§ Exercise instructions
Select each line where the word "Please" appears.

§ Records supplied
◇ ◇ ◇

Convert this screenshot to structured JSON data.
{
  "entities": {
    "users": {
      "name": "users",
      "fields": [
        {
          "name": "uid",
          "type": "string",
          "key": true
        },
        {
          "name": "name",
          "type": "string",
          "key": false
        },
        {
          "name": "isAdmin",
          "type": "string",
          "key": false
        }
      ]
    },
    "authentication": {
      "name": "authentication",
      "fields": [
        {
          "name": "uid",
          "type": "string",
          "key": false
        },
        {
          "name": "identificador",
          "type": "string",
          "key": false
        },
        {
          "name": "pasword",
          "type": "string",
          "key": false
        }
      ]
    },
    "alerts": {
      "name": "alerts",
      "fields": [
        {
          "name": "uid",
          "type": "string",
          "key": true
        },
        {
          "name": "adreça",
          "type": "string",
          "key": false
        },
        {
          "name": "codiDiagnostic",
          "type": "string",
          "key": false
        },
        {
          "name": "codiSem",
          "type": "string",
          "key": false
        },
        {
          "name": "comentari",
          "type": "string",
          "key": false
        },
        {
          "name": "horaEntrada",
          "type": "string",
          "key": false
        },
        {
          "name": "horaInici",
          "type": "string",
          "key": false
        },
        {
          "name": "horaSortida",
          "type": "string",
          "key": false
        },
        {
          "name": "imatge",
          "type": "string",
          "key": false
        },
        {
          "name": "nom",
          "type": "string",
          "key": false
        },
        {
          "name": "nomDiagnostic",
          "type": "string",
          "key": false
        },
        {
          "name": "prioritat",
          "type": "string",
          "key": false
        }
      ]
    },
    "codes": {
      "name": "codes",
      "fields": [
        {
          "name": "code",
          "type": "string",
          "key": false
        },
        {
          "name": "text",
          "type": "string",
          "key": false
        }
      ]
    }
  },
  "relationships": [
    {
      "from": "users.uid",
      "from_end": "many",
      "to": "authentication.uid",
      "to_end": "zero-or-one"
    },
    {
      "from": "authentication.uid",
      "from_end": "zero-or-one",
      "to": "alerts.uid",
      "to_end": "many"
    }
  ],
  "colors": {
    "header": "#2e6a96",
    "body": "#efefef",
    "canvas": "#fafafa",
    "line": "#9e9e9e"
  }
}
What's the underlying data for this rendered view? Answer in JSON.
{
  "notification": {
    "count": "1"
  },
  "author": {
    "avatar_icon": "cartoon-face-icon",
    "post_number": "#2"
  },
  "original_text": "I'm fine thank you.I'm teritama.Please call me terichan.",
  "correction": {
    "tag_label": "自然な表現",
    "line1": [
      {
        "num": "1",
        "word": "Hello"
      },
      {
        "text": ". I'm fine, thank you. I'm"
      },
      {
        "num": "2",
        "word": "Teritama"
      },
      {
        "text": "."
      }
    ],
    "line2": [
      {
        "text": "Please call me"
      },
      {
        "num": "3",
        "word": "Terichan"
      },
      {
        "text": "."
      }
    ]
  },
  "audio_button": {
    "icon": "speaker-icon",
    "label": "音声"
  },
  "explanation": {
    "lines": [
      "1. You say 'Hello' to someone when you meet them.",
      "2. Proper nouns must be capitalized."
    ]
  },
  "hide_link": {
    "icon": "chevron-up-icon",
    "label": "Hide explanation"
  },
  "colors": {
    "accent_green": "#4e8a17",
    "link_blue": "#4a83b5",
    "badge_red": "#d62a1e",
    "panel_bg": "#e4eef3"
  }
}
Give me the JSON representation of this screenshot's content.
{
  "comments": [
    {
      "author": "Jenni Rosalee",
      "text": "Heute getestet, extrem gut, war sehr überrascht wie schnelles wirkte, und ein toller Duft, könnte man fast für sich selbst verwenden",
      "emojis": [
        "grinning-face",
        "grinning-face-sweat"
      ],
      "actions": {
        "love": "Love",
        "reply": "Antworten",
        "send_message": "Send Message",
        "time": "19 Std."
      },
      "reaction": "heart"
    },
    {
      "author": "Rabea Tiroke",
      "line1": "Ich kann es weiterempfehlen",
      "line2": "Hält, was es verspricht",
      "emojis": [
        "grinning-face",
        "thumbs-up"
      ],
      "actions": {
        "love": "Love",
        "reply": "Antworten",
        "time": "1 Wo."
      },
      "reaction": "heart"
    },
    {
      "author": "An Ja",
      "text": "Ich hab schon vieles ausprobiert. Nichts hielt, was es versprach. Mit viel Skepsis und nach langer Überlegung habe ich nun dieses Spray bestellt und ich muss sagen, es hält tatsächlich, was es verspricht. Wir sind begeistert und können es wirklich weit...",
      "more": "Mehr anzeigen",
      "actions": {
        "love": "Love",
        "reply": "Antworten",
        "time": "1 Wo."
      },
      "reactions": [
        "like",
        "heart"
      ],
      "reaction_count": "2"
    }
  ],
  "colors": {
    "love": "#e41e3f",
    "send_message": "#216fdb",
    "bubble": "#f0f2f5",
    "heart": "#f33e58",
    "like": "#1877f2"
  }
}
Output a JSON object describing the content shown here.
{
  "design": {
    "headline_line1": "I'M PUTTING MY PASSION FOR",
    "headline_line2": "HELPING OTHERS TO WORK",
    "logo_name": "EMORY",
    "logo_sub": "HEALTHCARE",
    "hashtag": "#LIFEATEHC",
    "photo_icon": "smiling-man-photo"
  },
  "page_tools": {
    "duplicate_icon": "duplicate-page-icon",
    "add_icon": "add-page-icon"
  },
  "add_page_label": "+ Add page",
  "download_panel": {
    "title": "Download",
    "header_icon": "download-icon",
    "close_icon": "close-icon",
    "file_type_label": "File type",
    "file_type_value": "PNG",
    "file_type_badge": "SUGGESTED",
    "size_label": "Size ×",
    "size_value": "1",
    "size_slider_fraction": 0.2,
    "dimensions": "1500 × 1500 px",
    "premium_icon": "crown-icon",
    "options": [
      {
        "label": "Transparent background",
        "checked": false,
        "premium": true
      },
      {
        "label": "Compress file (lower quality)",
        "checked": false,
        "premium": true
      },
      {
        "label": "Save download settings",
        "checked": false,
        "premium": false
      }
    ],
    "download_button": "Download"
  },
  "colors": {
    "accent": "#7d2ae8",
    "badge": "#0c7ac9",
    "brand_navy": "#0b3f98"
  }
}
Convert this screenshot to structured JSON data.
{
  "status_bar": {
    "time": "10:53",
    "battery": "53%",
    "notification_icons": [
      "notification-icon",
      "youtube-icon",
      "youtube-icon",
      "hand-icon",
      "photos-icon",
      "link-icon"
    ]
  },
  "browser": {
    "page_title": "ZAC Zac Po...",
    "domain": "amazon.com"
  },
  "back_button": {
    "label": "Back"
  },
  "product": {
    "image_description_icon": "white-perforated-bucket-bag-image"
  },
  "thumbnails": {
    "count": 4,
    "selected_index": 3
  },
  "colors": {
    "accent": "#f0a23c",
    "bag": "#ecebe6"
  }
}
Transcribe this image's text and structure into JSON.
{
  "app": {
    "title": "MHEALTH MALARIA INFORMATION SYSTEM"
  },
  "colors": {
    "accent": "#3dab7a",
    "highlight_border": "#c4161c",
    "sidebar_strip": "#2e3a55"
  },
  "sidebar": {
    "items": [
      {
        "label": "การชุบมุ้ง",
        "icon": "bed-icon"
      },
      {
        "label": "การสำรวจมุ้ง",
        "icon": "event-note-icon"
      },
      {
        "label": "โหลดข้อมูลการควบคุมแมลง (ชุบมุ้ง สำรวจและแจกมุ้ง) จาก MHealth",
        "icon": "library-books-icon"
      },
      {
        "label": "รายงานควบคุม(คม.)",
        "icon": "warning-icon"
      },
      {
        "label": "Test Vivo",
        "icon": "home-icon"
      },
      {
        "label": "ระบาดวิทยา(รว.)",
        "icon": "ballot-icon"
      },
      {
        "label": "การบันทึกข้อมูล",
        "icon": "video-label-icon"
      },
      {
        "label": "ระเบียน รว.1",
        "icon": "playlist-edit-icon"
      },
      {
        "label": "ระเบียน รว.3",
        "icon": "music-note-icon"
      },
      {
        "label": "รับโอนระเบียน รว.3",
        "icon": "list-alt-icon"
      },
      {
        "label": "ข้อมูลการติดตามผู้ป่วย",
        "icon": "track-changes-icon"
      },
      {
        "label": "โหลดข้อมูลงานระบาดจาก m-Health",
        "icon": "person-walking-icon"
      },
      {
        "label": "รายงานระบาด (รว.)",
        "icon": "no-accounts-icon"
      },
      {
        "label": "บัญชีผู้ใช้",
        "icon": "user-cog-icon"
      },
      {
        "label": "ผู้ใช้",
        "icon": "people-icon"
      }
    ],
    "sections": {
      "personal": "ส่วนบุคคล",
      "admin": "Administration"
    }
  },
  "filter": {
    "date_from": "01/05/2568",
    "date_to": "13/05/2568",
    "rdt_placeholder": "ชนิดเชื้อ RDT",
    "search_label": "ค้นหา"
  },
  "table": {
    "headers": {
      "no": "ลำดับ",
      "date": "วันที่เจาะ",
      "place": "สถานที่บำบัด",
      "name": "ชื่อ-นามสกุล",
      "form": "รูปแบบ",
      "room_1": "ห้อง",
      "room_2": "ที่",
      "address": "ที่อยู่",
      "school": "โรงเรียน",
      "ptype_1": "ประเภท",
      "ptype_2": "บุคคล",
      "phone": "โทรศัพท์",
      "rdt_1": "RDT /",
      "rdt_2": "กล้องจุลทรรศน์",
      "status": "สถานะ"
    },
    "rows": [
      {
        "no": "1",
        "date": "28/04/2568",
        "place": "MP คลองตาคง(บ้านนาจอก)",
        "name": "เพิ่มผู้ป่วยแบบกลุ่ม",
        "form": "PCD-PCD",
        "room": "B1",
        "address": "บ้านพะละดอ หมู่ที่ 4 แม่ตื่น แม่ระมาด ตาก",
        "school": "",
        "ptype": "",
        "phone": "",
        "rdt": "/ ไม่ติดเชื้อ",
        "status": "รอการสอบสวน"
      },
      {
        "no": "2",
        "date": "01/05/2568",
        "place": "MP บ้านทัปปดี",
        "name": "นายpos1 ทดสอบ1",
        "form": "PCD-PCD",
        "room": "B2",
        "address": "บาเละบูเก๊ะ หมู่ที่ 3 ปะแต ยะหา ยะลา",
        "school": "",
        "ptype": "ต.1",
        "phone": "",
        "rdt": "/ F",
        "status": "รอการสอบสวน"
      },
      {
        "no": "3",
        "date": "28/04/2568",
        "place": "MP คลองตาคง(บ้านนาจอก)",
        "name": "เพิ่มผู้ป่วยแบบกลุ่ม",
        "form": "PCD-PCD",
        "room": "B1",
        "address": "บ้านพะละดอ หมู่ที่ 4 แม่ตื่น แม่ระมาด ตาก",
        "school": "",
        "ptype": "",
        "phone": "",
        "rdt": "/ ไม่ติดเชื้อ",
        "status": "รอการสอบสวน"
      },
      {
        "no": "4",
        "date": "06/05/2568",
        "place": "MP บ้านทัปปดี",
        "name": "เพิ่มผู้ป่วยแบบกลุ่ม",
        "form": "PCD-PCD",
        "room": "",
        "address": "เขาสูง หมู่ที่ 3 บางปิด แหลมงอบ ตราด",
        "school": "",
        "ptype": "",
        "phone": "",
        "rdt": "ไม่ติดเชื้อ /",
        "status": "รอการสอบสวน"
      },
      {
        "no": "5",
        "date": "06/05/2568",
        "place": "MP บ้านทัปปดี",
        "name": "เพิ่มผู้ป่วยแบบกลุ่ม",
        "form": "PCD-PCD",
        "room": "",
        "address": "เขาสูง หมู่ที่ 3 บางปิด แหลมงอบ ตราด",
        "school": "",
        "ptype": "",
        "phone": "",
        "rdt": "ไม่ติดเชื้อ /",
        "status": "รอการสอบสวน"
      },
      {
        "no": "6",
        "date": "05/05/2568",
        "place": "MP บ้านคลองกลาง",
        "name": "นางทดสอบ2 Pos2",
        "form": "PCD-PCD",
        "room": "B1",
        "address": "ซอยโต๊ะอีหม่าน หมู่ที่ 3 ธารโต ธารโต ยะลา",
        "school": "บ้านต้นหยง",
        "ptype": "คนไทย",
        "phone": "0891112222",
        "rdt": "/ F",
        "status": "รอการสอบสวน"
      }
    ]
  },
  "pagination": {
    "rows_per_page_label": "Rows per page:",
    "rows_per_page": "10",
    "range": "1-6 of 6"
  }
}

◇ ◇ ◇

§ Exercise output
  "original_text": "I'm fine thank you.I'm teritama.Please call me terichan.",
        "text": "Please call me"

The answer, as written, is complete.